(STORED RECORDS):
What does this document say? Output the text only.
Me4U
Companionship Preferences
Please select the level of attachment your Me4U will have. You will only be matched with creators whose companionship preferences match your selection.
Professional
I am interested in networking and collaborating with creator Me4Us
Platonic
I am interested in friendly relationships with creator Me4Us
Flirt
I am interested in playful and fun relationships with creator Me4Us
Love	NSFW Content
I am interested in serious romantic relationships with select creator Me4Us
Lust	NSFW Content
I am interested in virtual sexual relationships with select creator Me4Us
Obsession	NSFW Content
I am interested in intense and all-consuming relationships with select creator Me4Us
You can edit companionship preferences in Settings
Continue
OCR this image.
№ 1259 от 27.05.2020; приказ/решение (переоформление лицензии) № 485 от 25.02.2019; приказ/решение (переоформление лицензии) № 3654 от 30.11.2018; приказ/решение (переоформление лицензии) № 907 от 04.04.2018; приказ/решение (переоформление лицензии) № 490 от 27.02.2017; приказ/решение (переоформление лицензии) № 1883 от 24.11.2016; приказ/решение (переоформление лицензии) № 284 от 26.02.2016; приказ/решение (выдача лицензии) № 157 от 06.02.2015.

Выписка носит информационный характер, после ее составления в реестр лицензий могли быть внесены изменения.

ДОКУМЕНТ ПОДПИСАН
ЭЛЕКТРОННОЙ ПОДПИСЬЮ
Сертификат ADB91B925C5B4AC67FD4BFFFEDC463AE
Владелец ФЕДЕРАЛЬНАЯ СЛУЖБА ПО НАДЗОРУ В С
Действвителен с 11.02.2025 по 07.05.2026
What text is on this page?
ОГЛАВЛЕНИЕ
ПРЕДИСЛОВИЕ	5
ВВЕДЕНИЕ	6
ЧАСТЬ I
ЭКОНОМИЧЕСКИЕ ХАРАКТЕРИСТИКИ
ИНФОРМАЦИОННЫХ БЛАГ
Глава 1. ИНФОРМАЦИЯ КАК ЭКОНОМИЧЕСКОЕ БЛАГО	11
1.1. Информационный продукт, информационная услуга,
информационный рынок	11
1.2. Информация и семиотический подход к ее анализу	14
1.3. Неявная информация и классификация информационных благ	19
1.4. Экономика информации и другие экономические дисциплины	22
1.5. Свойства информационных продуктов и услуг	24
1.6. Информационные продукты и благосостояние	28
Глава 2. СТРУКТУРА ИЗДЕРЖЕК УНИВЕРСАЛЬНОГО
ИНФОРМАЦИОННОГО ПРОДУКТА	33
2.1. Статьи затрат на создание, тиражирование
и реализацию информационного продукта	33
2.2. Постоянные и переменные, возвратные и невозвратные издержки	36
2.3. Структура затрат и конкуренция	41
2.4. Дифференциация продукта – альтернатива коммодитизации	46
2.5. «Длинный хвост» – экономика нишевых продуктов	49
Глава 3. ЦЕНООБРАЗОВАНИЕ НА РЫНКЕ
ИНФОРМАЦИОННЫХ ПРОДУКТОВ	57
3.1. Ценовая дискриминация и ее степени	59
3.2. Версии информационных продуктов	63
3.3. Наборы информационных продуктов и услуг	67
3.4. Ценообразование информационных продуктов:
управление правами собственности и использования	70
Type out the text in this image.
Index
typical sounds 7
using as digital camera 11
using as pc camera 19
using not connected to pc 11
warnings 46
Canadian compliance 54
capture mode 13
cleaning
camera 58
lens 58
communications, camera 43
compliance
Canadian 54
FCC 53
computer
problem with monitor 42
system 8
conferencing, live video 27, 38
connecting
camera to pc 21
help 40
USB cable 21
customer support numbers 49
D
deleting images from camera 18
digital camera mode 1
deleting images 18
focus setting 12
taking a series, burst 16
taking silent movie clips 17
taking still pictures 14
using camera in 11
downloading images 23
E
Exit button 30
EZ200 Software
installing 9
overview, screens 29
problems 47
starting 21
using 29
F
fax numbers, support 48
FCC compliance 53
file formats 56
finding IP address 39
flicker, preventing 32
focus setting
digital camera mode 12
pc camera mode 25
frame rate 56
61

(EXERCISE GOAL): In the listing, find every line containing the word "using" and list it.

(TASK RESPONSE):
using as digital camera 11
using as pc camera 19
using not connected to pc 11
using camera in 11
using 29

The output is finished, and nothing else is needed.